**Page text**
Mary T. Reflects on Losing Her World Record

By Phillip Whitten

May 18. MARY T. Meagher admits to having mixed emotions about Australian Susie O'Neill finally erasing her long-standing world record in the 200 meter butterfly.

"You couldn't ask for a nicer, more deserving person to break your record than Susie," the swimmer, who came to be known as "Madame Butterfly,"' said in a telephone interview from her home in an Atlanta suburb on Wednesday.

"`I really admire her perseverance. She just missed it a few times but she kept working at it and finally did it. But there's a certain sadness that my name is no longer in the record book, she acknowledged.

O'Neill's time of two minutes 5.81 seconds this week at the Australian Olympic Trials sliced 15-hundredths of a second off the oldest world swimming record in the books, which Meagher set on August 13, 1981 as a 16-year-old high school student.

Meagher's record had acquired near-mythic proportions as it withstood every assault over nearly two decades of swimming, surviving even the steroid-aided onslaughts of the East Germans and Chinese.

SHOCKS THE WORLD

That August, Meagher shocked the world with dual world records in the 100 and 200 meter butterfly at the U.S. National Championships in Brown Deer, Wisconsin. She swam astounding times of 57.93 seconds in the 100 and 2:05.96 in the 200, breaking her own world marks of 59.26 and 2:06.37 set a year earlier. The achievements earned her the Madame Butterfly nickname.

**Exercise set**
**A)** Which swim times does the article on Mary T. Meagher give? List each one.
**B)** In the article on Mary T. Meagher, how old was Meagher when she set her 200 meter butterfly world record?
**C)** Reproduce the article on Mary T. Meagher from "May 18. MARY" to "200 meter butterfly.".

**Given data**
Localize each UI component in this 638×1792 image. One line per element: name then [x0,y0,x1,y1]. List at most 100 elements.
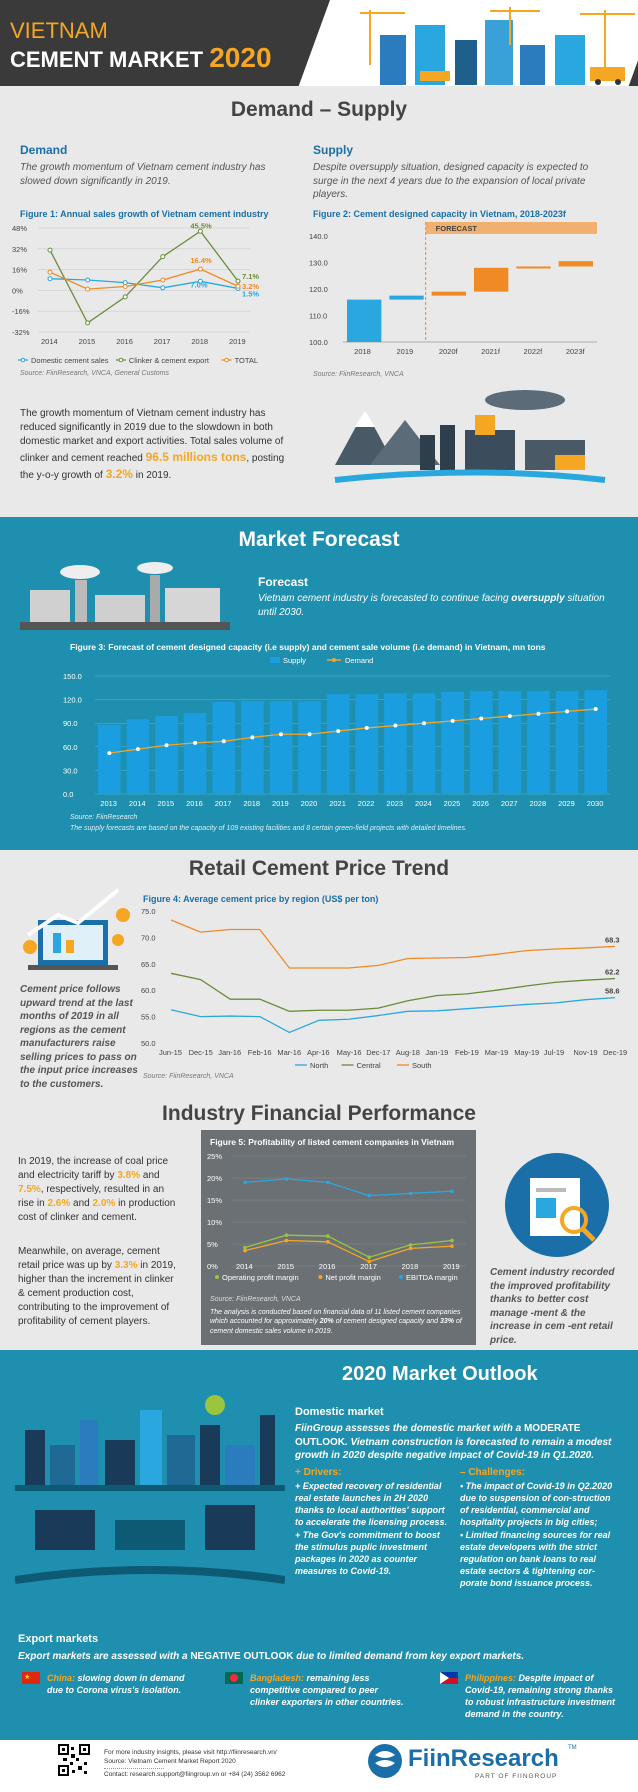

**Answers by task**
**A)**
- two minutes 5.81 seconds
- 57.93 seconds
- 2:05.96
- 59.26
- 2:06.37

**B)** She was 16, a high school student.

**C)**
May 18. MARY T. Meagher admits to having mixed emotions about Australian Susie O'Neill finally erasing her long-standing world record in the 200 meter butterfly.